La monarchie, l'ancien système modernisé.

*Pour éviter toute confusion, les fonctions sont mises au masculin mais peuvent aussi se traduire au féminin selon le pays concerné. Donc, si je dis Roi, je peux aussi dire Reine.

 

En ce jour du 25 octobre 2019, la Belgique fête les 18 ans de la future reine Elizabeth, âge légale pour pouvoir monter sur le trône sans l’assistance d’un ou d’une régente. Ouf, pas de débat pour savoir qui dirigerait (symbolique) le pays en CDD.

 

La monarchie, ce système politique imaginé comme la domination d’une élite aristocratique possédant l’ensemble des richesses du pays, faisant des party nights tous les jours pendant que le reste de la population vit dans la pauvreté. Certes, c’est exagéré mais ceci est l’image qu’utilisent les républicains pour justifier l’instauration d’une république.

 

Monarchie vs république, un débat houleux dont le dernier écho fut l’instauration de la république fédérale au Népal en 2008 lorsque le Roi fut prié d’abdiquer. Et dire que le fédéralisme n’est toujours pas achevé 11 ans après sa proclamation, certaines rumeurs évoquent même le retour hypothétique de la monarchie. Affaire à suivre.

 

En attendant, revenons sur la monarchie.

 

Je suis l’élu, tu le seras aussi

 

Donner une définition universelle de la monarchie est devenue difficile car son concept a évolué avec le temps. Pour simplifier, il s’agit d’un système politique dont le chef de l’Etat porte un titre autre que Président (Roi, Empereur, Emir, Sultan, Grand-Duc, Prince, Pape).

Objectif 1 — Recopiez l'extrait sur la monarchie de « La monarchie, l'ancien » à « aussi dire Reine. ».
Objectif 2 —
Répondez à ces questions sur l'extrait sur la monarchie :
(a) Quel âge la future reine Elizabeth fête-t-elle le 25 octobre 2019 ?
(b) En quelle année la république fédérale a-t-elle été instaurée au Népal ?
(c) D'après la définition simplifiée, quel titre le chef de l'État ne porte-t-il pas dans une monarchie ?

Données enregistrées —
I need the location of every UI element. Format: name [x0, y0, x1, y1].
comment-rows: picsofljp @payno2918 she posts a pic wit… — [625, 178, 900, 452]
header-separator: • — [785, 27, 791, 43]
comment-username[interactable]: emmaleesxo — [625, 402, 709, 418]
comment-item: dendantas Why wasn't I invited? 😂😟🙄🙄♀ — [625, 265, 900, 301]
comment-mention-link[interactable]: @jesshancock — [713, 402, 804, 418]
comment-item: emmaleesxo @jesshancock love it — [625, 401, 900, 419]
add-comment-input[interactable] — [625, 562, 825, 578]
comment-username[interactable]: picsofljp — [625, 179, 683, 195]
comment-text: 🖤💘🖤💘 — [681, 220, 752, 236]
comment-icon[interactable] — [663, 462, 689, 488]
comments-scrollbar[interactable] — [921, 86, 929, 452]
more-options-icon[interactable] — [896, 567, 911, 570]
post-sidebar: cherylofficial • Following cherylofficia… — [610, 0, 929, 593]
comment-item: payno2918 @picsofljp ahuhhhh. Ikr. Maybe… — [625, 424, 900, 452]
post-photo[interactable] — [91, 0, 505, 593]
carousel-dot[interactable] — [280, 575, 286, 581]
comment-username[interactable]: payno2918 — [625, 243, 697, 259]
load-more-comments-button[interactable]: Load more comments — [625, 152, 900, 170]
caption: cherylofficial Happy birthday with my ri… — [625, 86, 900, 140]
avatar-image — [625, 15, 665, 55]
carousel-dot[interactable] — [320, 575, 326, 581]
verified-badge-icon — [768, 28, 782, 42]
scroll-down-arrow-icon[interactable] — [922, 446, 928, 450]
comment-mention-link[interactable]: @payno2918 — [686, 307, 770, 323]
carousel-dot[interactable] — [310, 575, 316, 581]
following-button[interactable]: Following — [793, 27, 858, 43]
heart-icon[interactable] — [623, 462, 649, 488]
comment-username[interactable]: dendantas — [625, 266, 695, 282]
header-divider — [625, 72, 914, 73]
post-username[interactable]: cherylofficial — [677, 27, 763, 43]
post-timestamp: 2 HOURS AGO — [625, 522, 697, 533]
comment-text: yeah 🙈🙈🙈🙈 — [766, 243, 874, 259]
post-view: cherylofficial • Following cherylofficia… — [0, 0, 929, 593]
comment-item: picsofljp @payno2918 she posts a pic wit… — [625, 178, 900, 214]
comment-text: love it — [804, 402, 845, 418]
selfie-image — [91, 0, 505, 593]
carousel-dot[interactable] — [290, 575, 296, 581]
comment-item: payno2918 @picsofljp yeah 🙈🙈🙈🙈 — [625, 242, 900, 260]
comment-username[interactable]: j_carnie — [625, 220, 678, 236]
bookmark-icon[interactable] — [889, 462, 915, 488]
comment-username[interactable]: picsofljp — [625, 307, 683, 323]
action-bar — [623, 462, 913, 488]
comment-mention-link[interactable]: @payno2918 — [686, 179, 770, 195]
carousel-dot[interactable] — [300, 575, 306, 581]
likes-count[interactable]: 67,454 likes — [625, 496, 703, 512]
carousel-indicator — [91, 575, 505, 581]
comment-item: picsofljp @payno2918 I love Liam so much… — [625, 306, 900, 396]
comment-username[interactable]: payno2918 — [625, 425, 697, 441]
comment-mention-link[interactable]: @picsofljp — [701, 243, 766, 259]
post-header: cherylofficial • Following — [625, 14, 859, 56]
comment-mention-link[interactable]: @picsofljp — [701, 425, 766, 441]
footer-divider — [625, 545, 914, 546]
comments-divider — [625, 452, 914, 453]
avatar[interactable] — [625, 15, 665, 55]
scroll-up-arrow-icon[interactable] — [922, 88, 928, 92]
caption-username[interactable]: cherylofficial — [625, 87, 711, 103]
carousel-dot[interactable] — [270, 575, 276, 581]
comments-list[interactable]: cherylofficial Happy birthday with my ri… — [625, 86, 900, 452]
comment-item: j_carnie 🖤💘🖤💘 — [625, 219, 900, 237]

Corrigé complet 1 —
La monarchie, l'ancien système modernisé.

*Pour éviter toute confusion, les fonctions sont mises au masculin mais peuvent aussi se traduire au féminin selon le pays concerné. Donc, si je dis Roi, je peux aussi dire Reine.

Corrigé complet 2 —
(a) 18 ans
(b) En 2008
(c) Président